Instructions for the task :: Could you copy exactly the lines from the one containing "Transcribe the text in this document." through the last line of the records below, leaving out any pictures?

[Entries taken from a collection]
* * *

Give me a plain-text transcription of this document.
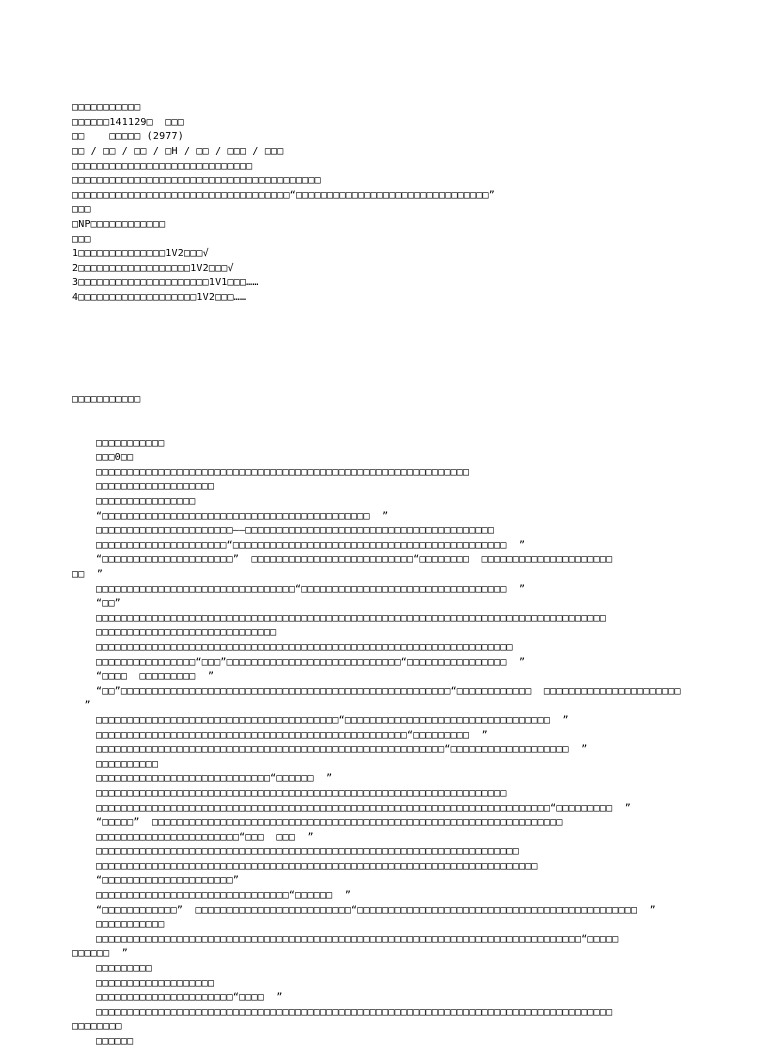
□□□□□□□□□□□
□□□□□□141129□  □□□
□□    □□□□□ (2977)
□□ / □□ / □□ / □H / □□ / □□□ / □□□
□□□□□□□□□□□□□□□□□□□□□□□□□□□□□
□□□□□□□□□□□□□□□□□□□□□□□□□□□□□□□□□□□□□□□□
□□□□□□□□□□□□□□□□□□□□□□□□□□□□□□□□□□□“□□□□□□□□□□□□□□□□□□□□□□□□□□□□□□□”
□□□
□NP□□□□□□□□□□□□
□□□
1□□□□□□□□□□□□□□1V2□□□√
2□□□□□□□□□□□□□□□□□□1V2□□□√
3□□□□□□□□□□□□□□□□□□□□□1V1□□□……
4□□□□□□□□□□□□□□□□□□□1V2□□□……

□□□□□□□□□□□

□□□□□□□□□□□
□□□0□□
□□□□□□□□□□□□□□□□□□□□□□□□□□□□□□□□□□□□□□□□□□□□□□□□□□□□□□□□□□□□
□□□□□□□□□□□□□□□□□□□
□□□□□□□□□□□□□□□□
“□□□□□□□□□□□□□□□□□□□□□□□□□□□□□□□□□□□□□□□□□□□  ”
□□□□□□□□□□□□□□□□□□□□□□——□□□□□□□□□□□□□□□□□□□□□□□□□□□□□□□□□□□□□□□□
□□□□□□□□□□□□□□□□□□□□□“□□□□□□□□□□□□□□□□□□□□□□□□□□□□□□□□□□□□□□□□□□□□  ”
“□□□□□□□□□□□□□□□□□□□□□”  □□□□□□□□□□□□□□□□□□□□□□□□□□“□□□□□□□□  □□□□□□□□□□□□□□□□□□□□□
□□  ”
□□□□□□□□□□□□□□□□□□□□□□□□□□□□□□□□“□□□□□□□□□□□□□□□□□□□□□□□□□□□□□□□□□  ”
“□□”
□□□□□□□□□□□□□□□□□□□□□□□□□□□□□□□□□□□□□□□□□□□□□□□□□□□□□□□□□□□□□□□□□□□□□□□□□□□□□□□□□□
□□□□□□□□□□□□□□□□□□□□□□□□□□□□□
□□□□□□□□□□□□□□□□□□□□□□□□□□□□□□□□□□□□□□□□□□□□□□□□□□□□□□□□□□□□□□□□□□□
□□□□□□□□□□□□□□□□“□□□”□□□□□□□□□□□□□□□□□□□□□□□□□□□□“□□□□□□□□□□□□□□□□  ”
“□□□□  □□□□□□□□□  ”
“□□”□□□□□□□□□□□□□□□□□□□□□□□□□□□□□□□□□□□□□□□□□□□□□□□□□□□□□“□□□□□□□□□□□□  □□□□□□□□□□□□□□□□□□□□□□
”
□□□□□□□□□□□□□□□□□□□□□□□□□□□□□□□□□□□□□□□“□□□□□□□□□□□□□□□□□□□□□□□□□□□□□□□□□  ”
□□□□□□□□□□□□□□□□□□□□□□□□□□□□□□□□□□□□□□□□□□□□□□□□□□“□□□□□□□□□  ”
□□□□□□□□□□□□□□□□□□□□□□□□□□□□□□□□□□□□□□□□□□□□□□□□□□□□□□□□“□□□□□□□□□□□□□□□□□□□  ”
□□□□□□□□□□
□□□□□□□□□□□□□□□□□□□□□□□□□□□□“□□□□□□  ”
□□□□□□□□□□□□□□□□□□□□□□□□□□□□□□□□□□□□□□□□□□□□□□□□□□□□□□□□□□□□□□□□□□
□□□□□□□□□□□□□□□□□□□□□□□□□□□□□□□□□□□□□□□□□□□□□□□□□□□□□□□□□□□□□□□□□□□□□□□□□“□□□□□□□□□  ”
“□□□□□”  □□□□□□□□□□□□□□□□□□□□□□□□□□□□□□□□□□□□□□□□□□□□□□□□□□□□□□□□□□□□□□□□□□
□□□□□□□□□□□□□□□□□□□□□□□“□□□  □□□  ”
□□□□□□□□□□□□□□□□□□□□□□□□□□□□□□□□□□□□□□□□□□□□□□□□□□□□□□□□□□□□□□□□□□□□
□□□□□□□□□□□□□□□□□□□□□□□□□□□□□□□□□□□□□□□□□□□□□□□□□□□□□□□□□□□□□□□□□□□□□□□
“□□□□□□□□□□□□□□□□□□□□□”
□□□□□□□□□□□□□□□□□□□□□□□□□□□□□□□“□□□□□□  ”
“□□□□□□□□□□□□”  □□□□□□□□□□□□□□□□□□□□□□□□□“□□□□□□□□□□□□□□□□□□□□□□□□□□□□□□□□□□□□□□□□□□□□□  ”
□□□□□□□□□□□
□□□□□□□□□□□□□□□□□□□□□□□□□□□□□□□□□□□□□□□□□□□□□□□□□□□□□□□□□□□□□□□□□□□□□□□□□□□□□□“□□□□□
□□□□□□  ”
□□□□□□□□□
□□□□□□□□□□□□□□□□□□□
□□□□□□□□□□□□□□□□□□□□□□“□□□□  ”
□□□□□□□□□□□□□□□□□□□□□□□□□□□□□□□□□□□□□□□□□□□□□□□□□□□□□□□□□□□□□□□□□□□□□□□□□□□□□□□□□□□
□□□□□□□□
□□□□□□
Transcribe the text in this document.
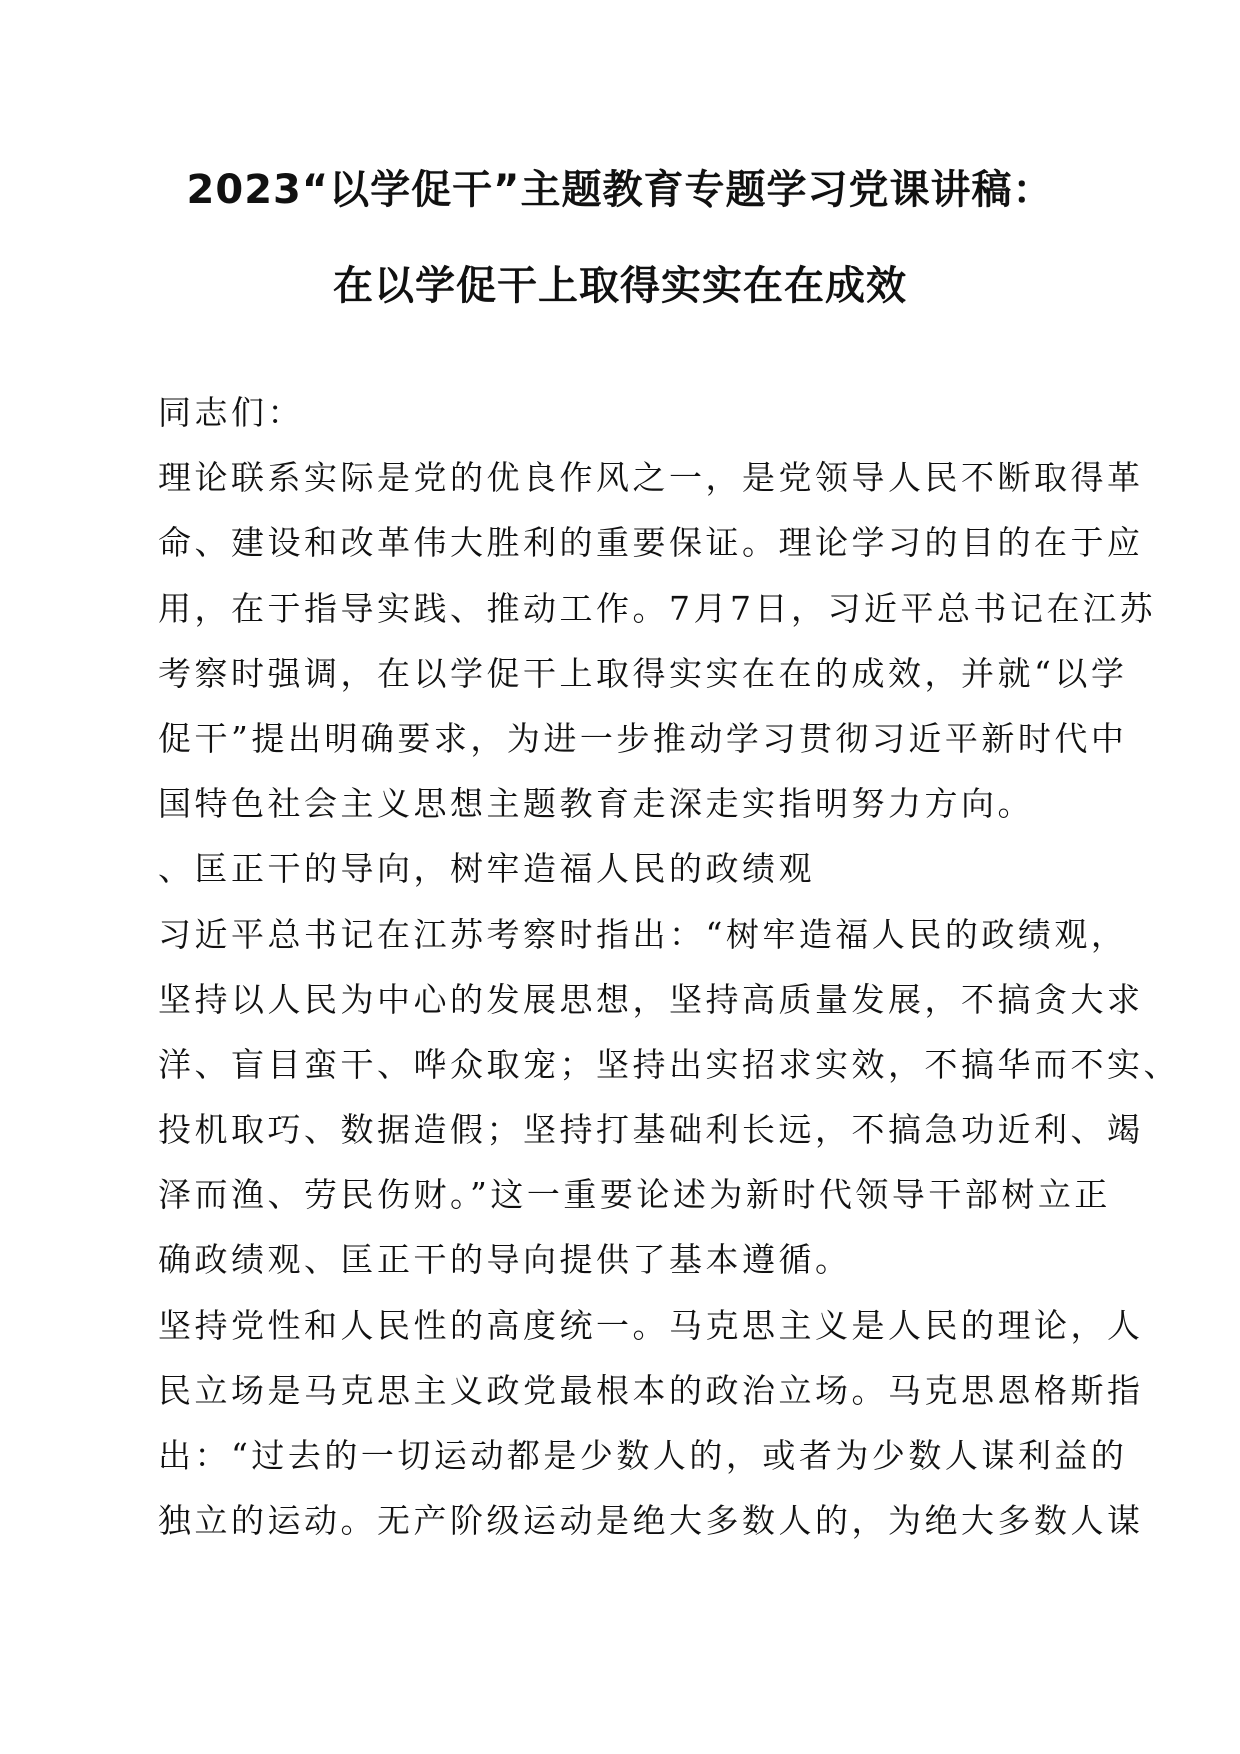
2023“以学促干”主题教育专题学习党课讲稿：
在以学促干上取得实实在在成效
同志们：
理论联系实际是党的优良作风之一，是党领导人民不断取得革
命、建设和改革伟大胜利的重要保证。理论学习的目的在于应
用，在于指导实践、推动工作。7月7日，习近平总书记在江苏
考察时强调，在以学促干上取得实实在在的成效，并就“以学
促干”提出明确要求，为进一步推动学习贯彻习近平新时代中
国特色社会主义思想主题教育走深走实指明努力方向。
、匡正干的导向，树牢造福人民的政绩观
习近平总书记在江苏考察时指出：“树牢造福人民的政绩观，
坚持以人民为中心的发展思想，坚持高质量发展，不搞贪大求
洋、盲目蛮干、哗众取宠；坚持出实招求实效，不搞华而不实、
投机取巧、数据造假；坚持打基础利长远，不搞急功近利、竭
泽而渔、劳民伤财。”这一重要论述为新时代领导干部树立正
确政绩观、匡正干的导向提供了基本遵循。
坚持党性和人民性的高度统一。马克思主义是人民的理论，人
民立场是马克思主义政党最根本的政治立场。马克思恩格斯指
出：“过去的一切运动都是少数人的，或者为少数人谋利益的
独立的运动。无产阶级运动是绝大多数人的，为绝大多数人谋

* * *

Answer to the exercise ::
Transcribe the text in this document.
2023“以学促干”主题教育专题学习党课讲稿：
在以学促干上取得实实在在成效
同志们：
理论联系实际是党的优良作风之一，是党领导人民不断取得革
命、建设和改革伟大胜利的重要保证。理论学习的目的在于应
用，在于指导实践、推动工作。7月7日，习近平总书记在江苏
考察时强调，在以学促干上取得实实在在的成效，并就“以学
促干”提出明确要求，为进一步推动学习贯彻习近平新时代中
国特色社会主义思想主题教育走深走实指明努力方向。
、匡正干的导向，树牢造福人民的政绩观
习近平总书记在江苏考察时指出：“树牢造福人民的政绩观，
坚持以人民为中心的发展思想，坚持高质量发展，不搞贪大求
洋、盲目蛮干、哗众取宠；坚持出实招求实效，不搞华而不实、
投机取巧、数据造假；坚持打基础利长远，不搞急功近利、竭
泽而渔、劳民伤财。”这一重要论述为新时代领导干部树立正
确政绩观、匡正干的导向提供了基本遵循。
坚持党性和人民性的高度统一。马克思主义是人民的理论，人
民立场是马克思主义政党最根本的政治立场。马克思恩格斯指
出：“过去的一切运动都是少数人的，或者为少数人谋利益的
独立的运动。无产阶级运动是绝大多数人的，为绝大多数人谋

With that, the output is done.